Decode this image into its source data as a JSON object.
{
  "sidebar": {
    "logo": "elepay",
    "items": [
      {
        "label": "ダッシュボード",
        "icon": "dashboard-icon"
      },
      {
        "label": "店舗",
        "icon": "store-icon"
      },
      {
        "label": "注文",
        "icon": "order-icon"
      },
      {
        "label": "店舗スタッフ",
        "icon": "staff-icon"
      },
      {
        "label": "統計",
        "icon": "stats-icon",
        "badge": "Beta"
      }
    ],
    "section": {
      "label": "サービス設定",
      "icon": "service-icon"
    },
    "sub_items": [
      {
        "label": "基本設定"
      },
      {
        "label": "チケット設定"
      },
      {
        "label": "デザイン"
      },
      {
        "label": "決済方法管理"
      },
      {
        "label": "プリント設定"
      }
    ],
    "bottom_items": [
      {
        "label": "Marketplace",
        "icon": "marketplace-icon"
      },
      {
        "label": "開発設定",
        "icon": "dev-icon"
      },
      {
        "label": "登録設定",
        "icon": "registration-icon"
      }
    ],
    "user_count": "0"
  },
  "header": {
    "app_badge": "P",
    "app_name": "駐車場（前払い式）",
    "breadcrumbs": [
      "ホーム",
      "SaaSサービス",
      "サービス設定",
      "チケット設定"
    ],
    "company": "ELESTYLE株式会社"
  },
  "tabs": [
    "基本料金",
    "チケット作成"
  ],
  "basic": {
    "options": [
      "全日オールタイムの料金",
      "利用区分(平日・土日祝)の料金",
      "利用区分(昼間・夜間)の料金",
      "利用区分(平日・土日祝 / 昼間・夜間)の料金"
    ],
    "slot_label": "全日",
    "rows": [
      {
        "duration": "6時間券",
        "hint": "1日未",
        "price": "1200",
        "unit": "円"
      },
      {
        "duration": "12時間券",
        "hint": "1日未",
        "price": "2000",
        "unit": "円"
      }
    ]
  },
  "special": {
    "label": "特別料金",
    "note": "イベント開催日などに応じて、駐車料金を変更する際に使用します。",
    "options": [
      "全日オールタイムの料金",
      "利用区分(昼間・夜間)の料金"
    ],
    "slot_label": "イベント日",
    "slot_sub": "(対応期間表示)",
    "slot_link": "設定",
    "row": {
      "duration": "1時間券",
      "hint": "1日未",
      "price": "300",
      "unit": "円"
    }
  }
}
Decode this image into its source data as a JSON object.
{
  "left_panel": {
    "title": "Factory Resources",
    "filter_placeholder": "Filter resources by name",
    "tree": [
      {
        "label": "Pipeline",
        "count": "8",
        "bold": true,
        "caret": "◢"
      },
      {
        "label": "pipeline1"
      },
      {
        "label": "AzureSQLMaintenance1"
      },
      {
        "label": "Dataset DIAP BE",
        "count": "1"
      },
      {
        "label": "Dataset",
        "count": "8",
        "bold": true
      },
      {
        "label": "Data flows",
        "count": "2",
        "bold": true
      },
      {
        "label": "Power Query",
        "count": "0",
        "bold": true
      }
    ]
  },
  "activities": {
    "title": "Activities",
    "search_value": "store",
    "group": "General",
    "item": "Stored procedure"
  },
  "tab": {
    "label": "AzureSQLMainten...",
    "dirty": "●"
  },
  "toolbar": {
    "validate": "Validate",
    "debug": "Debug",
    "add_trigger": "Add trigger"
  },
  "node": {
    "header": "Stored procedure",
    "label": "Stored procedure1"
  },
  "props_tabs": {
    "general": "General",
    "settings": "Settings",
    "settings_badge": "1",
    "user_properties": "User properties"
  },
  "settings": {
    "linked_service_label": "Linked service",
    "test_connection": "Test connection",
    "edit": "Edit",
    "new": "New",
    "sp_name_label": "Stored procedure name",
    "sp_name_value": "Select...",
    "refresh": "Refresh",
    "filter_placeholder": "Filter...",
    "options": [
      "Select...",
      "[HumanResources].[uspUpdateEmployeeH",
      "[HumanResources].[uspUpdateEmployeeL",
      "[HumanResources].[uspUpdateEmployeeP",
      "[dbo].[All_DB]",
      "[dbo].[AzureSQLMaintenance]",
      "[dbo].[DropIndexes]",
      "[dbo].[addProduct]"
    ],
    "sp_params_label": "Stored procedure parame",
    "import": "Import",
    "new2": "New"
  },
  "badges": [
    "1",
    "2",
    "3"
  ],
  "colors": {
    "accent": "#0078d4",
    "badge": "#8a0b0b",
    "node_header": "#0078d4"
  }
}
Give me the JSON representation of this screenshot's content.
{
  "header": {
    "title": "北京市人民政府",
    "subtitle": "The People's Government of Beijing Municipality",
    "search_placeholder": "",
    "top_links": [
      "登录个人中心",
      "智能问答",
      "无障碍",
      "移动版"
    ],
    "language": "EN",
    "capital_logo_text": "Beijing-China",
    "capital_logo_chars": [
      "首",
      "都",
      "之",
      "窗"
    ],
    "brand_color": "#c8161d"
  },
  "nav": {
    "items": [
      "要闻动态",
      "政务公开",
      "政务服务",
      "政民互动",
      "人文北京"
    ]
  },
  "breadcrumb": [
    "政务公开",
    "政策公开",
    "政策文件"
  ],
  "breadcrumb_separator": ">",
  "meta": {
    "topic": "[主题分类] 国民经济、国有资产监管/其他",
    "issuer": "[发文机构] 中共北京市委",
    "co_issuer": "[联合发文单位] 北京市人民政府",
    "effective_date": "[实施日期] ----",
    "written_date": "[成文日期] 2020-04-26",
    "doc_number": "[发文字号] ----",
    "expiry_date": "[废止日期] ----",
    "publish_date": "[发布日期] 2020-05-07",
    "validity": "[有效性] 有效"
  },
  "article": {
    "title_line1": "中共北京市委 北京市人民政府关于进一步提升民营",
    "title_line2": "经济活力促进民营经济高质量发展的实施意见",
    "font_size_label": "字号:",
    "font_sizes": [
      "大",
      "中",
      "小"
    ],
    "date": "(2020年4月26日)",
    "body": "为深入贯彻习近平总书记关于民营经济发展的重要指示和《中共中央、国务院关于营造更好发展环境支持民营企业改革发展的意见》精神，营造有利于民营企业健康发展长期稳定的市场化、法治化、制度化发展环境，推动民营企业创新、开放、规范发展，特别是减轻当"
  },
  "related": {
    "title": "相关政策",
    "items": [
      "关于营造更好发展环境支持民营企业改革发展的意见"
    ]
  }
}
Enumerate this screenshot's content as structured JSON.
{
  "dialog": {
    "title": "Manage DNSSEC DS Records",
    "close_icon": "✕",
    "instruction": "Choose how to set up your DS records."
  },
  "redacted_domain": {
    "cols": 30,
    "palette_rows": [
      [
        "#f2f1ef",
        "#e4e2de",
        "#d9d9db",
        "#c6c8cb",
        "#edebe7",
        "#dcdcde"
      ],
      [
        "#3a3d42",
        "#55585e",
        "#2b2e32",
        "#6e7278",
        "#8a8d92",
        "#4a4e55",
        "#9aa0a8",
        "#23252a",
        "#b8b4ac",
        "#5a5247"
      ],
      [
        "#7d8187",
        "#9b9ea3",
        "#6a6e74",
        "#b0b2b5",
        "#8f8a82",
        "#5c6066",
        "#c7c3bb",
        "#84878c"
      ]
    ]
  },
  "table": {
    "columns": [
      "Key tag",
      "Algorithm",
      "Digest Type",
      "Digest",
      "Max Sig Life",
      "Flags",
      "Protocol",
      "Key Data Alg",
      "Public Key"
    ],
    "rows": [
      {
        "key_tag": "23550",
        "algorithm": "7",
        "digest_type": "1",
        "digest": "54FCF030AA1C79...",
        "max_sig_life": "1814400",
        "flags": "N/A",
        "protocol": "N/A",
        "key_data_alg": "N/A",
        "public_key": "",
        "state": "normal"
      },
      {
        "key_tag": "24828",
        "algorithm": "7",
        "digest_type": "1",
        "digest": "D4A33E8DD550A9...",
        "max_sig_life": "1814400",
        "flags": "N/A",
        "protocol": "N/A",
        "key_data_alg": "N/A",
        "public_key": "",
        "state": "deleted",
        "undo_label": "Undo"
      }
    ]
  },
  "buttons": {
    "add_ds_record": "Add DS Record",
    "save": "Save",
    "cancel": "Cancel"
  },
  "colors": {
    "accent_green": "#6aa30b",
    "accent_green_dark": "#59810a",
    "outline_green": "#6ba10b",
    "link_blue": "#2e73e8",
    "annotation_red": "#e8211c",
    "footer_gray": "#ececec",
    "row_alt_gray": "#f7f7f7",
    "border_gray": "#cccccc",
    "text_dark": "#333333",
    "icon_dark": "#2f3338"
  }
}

▸ **TO BE DONE**: Find the word "duration" in the data and show each line that holds it.

▸ **EXPECTED ANSWER**:
        "duration": "6時間券",
        "duration": "12時間券",
      "duration": "1時間券",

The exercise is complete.